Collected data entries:
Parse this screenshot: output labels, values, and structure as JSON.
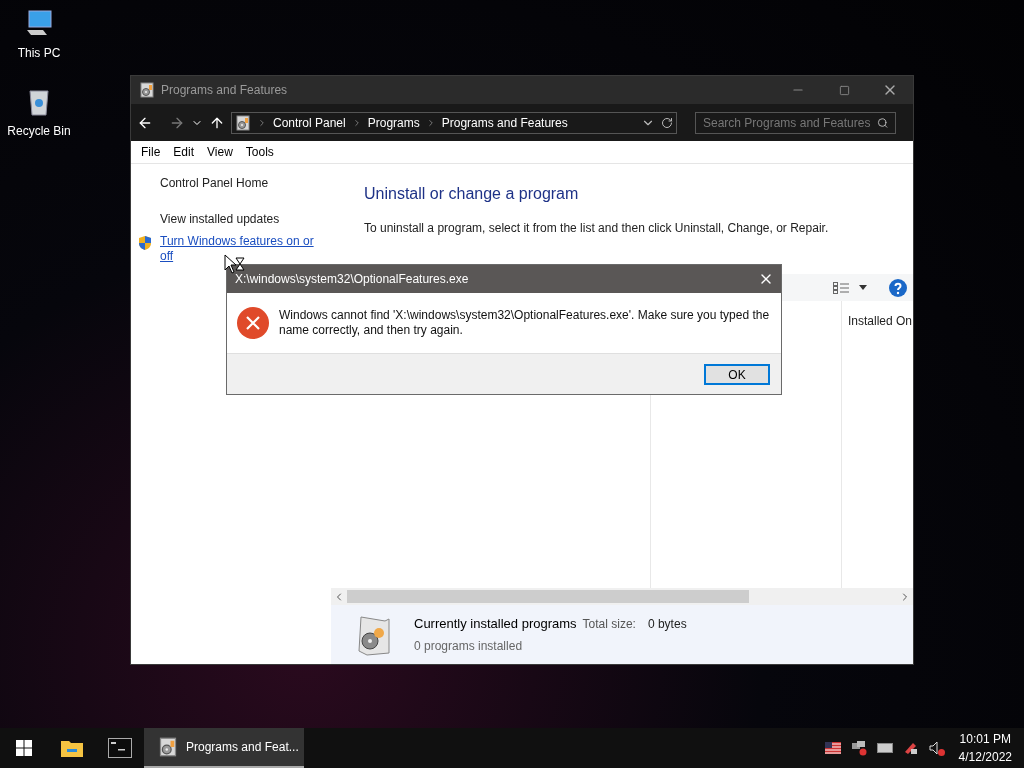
{
  "desktop_icons": [
    {
      "kind": "pc",
      "label": "This PC"
    },
    {
      "kind": "bin",
      "label": "Recycle Bin"
    }
  ],
  "window": {
    "title": "Programs and Features",
    "breadcrumb": [
      "Control Panel",
      "Programs",
      "Programs and Features"
    ],
    "search": {
      "placeholder": "Search Programs and Features"
    },
    "menu": [
      "File",
      "Edit",
      "View",
      "Tools"
    ],
    "sidebar": [
      {
        "label": "Control Panel Home",
        "kind": "plain"
      },
      {
        "label": "View installed updates",
        "kind": "plain"
      },
      {
        "label": "Turn Windows features on or off",
        "kind": "shield-link"
      }
    ],
    "heading": "Uninstall or change a program",
    "instructions": "To uninstall a program, select it from the list and then click Uninstall, Change, or Repair.",
    "columns": [
      "Installed On"
    ],
    "details": {
      "title": "Currently installed programs",
      "size_label": "Total size:",
      "size_value": "0 bytes",
      "count": "0 programs installed"
    }
  },
  "dialog": {
    "title": "X:\\windows\\system32\\OptionalFeatures.exe",
    "message": "Windows cannot find 'X:\\windows\\system32\\OptionalFeatures.exe'. Make sure you typed the name correctly, and then try again.",
    "buttons": [
      "OK"
    ]
  },
  "taskbar": {
    "items": [
      {
        "kind": "start",
        "selected": false
      },
      {
        "kind": "explorer",
        "selected": false
      },
      {
        "kind": "cmd",
        "selected": false
      },
      {
        "kind": "programs",
        "label": "Programs and Feat...",
        "selected": true
      }
    ],
    "time": "10:01 PM",
    "date": "4/12/2022"
  }
}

WHAT THE EXERCISE ASKS:
Locate all lines in the listing above with the word "kind" and copy them.

EXERCISE SOLUTION:
      "kind": "pc",
      "kind": "bin",
        "kind": "plain"
        "kind": "plain"
        "kind": "shield-link"
        "kind": "start",
        "kind": "explorer",
        "kind": "cmd",
        "kind": "programs",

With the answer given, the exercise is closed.